* _THE EXERCISE_
Gather each line of the records where "curve" appears.
#####
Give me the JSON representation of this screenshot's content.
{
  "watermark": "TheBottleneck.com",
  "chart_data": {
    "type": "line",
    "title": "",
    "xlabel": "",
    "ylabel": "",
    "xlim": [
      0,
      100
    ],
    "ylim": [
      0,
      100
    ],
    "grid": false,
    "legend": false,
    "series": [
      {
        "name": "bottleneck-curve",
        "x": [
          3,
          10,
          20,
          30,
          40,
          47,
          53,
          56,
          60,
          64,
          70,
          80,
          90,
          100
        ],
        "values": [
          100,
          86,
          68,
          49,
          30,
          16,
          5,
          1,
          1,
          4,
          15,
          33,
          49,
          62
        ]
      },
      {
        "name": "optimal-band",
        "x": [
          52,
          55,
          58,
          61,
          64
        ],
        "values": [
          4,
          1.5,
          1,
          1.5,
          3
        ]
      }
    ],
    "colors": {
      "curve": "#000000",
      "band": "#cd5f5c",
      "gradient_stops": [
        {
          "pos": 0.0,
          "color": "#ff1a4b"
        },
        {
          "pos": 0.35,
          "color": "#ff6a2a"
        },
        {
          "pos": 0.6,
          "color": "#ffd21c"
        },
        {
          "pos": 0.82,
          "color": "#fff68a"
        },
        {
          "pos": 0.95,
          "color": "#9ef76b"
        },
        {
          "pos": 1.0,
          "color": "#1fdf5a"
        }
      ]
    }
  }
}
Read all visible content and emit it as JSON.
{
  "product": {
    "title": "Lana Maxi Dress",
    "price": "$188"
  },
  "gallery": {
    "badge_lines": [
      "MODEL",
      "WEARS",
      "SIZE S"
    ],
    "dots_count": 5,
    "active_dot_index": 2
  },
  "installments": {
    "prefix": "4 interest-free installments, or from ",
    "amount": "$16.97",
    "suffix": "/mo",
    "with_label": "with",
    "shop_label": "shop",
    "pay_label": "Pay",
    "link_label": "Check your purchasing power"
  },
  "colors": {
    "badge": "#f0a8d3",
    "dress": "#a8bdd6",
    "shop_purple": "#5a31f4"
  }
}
#####
* _ANSWER IN FULL_
        "name": "bottleneck-curve",
      "curve": "#000000",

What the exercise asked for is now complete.